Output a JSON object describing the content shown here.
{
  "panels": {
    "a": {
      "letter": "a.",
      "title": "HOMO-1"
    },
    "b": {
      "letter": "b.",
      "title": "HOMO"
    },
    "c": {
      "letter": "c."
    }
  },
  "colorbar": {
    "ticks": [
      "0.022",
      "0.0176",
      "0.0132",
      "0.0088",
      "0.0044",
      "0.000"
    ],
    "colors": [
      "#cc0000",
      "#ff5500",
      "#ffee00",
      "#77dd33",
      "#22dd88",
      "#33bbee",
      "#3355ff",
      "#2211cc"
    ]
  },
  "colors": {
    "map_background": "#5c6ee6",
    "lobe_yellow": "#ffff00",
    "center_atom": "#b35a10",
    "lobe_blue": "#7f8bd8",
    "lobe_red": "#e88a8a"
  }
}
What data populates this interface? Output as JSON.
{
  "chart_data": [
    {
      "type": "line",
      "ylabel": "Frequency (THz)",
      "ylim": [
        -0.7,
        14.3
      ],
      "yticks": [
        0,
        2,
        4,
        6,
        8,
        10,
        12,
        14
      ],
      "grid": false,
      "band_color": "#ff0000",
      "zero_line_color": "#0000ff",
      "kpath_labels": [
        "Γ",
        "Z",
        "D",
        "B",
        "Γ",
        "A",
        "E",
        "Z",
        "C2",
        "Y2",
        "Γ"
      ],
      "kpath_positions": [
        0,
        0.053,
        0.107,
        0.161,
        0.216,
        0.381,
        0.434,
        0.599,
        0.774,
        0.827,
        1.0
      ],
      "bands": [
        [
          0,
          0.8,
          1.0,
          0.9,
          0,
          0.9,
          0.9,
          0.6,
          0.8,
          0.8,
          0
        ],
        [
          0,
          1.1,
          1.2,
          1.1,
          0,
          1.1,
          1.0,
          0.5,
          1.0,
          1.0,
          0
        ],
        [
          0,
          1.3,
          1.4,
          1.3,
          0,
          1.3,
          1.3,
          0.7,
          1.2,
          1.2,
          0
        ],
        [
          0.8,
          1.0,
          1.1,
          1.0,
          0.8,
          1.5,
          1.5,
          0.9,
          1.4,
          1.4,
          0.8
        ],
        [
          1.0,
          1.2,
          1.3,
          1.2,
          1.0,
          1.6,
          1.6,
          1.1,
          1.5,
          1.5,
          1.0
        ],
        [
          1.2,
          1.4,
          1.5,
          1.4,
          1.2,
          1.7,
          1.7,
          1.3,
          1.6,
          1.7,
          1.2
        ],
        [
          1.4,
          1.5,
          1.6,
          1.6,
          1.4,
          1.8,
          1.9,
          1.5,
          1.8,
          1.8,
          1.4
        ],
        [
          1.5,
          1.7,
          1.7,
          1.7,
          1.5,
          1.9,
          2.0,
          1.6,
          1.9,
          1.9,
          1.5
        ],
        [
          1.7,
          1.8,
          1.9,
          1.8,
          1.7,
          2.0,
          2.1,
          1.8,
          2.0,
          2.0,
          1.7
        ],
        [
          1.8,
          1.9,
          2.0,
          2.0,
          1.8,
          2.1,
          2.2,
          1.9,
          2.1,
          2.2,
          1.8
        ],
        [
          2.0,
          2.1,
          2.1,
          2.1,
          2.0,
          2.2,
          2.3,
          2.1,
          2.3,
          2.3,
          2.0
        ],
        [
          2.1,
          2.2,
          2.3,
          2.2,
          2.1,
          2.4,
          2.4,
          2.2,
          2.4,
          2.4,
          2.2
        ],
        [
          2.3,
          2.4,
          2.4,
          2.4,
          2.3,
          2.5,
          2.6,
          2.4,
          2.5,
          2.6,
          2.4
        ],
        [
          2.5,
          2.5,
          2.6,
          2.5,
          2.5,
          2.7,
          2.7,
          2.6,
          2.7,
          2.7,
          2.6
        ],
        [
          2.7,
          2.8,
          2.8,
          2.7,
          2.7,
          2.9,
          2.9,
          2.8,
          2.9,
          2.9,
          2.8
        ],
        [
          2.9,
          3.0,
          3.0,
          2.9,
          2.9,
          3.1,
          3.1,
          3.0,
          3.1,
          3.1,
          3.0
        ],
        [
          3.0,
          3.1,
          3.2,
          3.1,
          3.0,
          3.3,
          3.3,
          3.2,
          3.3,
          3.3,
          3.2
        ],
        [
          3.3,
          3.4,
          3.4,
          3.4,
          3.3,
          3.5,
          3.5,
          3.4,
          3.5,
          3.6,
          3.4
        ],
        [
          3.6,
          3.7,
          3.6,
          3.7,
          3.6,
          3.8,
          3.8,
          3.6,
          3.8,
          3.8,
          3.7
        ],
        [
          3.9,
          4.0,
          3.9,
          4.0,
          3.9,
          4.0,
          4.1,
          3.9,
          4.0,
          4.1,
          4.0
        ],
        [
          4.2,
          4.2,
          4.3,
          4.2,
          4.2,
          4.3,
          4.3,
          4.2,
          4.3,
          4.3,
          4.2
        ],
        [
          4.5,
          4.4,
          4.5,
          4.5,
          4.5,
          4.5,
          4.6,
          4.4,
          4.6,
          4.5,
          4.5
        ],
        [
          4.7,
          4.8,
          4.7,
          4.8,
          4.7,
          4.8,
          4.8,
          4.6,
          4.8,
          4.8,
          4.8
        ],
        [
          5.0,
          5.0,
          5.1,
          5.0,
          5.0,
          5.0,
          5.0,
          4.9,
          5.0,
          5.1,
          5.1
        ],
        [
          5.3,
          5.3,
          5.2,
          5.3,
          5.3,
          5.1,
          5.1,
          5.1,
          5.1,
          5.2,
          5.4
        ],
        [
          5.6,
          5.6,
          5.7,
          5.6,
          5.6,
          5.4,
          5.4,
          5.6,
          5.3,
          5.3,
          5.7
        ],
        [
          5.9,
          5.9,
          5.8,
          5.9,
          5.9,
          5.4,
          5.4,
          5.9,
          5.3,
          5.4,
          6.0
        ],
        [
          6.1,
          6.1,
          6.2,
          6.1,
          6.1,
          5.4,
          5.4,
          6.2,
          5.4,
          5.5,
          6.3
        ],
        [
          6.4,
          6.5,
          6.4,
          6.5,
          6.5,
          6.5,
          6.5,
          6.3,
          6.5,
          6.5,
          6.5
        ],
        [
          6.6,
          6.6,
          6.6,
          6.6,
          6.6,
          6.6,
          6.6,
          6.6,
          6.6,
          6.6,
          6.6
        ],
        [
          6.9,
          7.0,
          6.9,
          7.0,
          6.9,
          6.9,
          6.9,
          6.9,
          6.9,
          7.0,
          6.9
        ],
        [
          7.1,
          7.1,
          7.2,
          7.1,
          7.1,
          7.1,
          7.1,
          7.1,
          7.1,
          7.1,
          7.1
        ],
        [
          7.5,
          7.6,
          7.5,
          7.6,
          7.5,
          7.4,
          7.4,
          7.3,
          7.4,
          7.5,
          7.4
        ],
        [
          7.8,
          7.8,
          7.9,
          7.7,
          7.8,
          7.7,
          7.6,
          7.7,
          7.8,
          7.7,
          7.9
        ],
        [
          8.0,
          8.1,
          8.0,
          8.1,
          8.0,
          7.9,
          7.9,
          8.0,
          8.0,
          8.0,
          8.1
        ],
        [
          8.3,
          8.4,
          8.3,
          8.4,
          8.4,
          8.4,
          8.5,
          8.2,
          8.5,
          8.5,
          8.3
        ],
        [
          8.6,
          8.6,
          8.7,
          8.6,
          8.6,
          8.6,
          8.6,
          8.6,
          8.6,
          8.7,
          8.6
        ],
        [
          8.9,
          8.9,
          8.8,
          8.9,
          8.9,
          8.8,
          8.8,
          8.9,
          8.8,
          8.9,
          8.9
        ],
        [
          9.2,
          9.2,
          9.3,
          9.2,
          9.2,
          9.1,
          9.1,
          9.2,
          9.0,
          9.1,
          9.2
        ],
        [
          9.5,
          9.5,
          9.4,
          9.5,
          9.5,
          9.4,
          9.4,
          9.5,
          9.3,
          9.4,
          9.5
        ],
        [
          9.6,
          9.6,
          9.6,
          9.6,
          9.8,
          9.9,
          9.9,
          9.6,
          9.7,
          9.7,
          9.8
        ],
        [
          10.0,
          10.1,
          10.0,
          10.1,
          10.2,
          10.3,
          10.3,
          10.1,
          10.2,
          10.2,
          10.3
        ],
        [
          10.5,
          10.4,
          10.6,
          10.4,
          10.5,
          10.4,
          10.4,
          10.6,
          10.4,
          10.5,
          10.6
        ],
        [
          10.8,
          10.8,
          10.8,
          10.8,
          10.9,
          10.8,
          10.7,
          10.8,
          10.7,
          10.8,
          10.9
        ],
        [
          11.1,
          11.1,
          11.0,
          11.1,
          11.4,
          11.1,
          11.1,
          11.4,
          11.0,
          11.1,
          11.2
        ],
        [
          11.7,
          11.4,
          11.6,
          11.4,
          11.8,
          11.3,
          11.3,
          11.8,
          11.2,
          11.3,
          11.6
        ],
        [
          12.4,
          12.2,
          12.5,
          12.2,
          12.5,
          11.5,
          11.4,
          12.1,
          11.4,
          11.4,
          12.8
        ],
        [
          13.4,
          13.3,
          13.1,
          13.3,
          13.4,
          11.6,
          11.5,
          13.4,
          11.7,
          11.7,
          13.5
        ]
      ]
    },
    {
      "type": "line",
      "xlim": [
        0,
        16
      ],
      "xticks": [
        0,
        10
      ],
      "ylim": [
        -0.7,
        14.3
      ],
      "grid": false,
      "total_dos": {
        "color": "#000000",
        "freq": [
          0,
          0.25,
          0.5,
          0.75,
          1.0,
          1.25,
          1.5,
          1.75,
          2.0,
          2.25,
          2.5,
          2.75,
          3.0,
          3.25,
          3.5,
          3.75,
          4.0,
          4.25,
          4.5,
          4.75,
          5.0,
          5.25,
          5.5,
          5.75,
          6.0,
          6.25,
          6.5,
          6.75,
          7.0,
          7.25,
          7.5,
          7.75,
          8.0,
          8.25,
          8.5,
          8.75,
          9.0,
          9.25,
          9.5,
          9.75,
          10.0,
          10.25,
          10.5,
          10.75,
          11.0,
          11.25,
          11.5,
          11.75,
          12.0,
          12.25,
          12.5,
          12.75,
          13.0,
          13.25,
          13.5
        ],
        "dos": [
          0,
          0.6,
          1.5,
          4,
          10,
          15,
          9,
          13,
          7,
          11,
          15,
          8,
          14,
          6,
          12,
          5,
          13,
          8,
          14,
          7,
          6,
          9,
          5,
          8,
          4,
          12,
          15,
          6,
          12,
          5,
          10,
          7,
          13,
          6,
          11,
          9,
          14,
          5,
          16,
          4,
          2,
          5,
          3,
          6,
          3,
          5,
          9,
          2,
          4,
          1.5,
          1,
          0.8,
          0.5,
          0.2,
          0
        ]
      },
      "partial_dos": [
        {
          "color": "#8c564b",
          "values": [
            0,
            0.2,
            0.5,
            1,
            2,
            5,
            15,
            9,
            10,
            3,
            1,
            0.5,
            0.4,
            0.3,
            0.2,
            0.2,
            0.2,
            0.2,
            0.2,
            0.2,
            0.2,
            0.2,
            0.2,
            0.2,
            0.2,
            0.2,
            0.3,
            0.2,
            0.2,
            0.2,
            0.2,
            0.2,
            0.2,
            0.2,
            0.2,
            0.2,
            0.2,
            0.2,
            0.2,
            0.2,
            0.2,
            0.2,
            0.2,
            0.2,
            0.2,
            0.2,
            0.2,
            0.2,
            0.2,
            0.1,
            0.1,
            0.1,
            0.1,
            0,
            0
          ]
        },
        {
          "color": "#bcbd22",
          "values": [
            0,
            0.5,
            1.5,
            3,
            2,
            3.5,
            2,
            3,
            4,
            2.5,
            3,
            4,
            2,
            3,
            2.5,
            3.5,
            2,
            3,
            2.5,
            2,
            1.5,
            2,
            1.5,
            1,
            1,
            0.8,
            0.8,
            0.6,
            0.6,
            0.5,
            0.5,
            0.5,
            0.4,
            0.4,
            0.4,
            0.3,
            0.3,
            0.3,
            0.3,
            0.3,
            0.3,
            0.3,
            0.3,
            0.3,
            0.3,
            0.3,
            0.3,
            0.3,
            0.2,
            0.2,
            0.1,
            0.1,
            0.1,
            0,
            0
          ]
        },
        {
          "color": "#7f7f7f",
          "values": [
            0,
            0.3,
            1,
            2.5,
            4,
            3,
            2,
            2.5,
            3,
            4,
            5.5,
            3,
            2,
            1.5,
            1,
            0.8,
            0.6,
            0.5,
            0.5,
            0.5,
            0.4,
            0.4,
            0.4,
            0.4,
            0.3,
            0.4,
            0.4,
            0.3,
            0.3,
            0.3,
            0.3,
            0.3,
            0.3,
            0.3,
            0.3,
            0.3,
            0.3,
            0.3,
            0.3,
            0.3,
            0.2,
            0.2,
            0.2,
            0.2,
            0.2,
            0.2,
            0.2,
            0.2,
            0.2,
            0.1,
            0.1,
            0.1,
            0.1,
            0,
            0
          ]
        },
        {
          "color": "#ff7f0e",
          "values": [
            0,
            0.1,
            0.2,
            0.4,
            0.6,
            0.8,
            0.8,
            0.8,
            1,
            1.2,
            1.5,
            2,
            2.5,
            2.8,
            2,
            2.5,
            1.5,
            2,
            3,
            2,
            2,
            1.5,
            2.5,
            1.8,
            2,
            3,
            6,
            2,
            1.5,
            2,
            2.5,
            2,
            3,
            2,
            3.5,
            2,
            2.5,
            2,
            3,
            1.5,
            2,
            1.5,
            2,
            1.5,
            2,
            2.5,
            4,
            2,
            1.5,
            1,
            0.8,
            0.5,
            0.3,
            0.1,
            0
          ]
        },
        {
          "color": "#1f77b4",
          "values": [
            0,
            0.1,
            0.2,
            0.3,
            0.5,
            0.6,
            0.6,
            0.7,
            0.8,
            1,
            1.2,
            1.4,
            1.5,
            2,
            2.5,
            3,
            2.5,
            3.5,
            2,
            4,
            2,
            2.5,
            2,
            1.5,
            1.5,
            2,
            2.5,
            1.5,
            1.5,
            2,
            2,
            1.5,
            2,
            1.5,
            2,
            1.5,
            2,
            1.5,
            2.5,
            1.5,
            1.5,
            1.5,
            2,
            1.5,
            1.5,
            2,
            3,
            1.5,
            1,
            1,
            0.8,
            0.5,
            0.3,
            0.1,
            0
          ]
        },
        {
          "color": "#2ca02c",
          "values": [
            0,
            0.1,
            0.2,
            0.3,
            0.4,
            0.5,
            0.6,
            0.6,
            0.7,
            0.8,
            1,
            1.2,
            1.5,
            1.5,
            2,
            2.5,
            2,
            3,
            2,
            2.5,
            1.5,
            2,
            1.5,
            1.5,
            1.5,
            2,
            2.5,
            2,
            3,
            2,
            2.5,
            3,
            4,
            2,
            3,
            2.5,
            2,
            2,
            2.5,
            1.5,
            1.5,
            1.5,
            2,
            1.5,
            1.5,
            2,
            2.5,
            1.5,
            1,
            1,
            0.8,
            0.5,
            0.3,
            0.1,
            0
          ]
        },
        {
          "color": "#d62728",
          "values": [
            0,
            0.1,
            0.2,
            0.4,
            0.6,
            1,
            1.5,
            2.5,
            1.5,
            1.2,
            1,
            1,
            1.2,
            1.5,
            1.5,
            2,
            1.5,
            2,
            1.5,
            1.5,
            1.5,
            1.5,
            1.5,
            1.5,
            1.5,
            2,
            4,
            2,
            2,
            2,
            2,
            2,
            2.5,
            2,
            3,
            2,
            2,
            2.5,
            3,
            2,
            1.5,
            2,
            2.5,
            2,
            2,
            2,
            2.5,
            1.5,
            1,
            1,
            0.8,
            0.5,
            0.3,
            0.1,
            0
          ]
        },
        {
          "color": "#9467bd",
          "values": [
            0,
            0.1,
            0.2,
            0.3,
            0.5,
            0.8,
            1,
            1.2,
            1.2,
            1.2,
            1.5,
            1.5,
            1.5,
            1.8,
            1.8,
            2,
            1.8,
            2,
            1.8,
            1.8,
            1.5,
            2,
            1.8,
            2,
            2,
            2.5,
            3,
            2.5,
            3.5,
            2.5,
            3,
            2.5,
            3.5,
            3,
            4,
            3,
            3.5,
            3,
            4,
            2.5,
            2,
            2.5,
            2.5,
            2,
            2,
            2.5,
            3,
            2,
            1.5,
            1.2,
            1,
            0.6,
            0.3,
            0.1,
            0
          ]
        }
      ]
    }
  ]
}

------------------------------------------------------------

> What this task involves
Pull out each line of the records holding the string "JSON".

> Result for this exercise
Output a JSON object describing the content shown here.
What data populates this interface? Output as JSON.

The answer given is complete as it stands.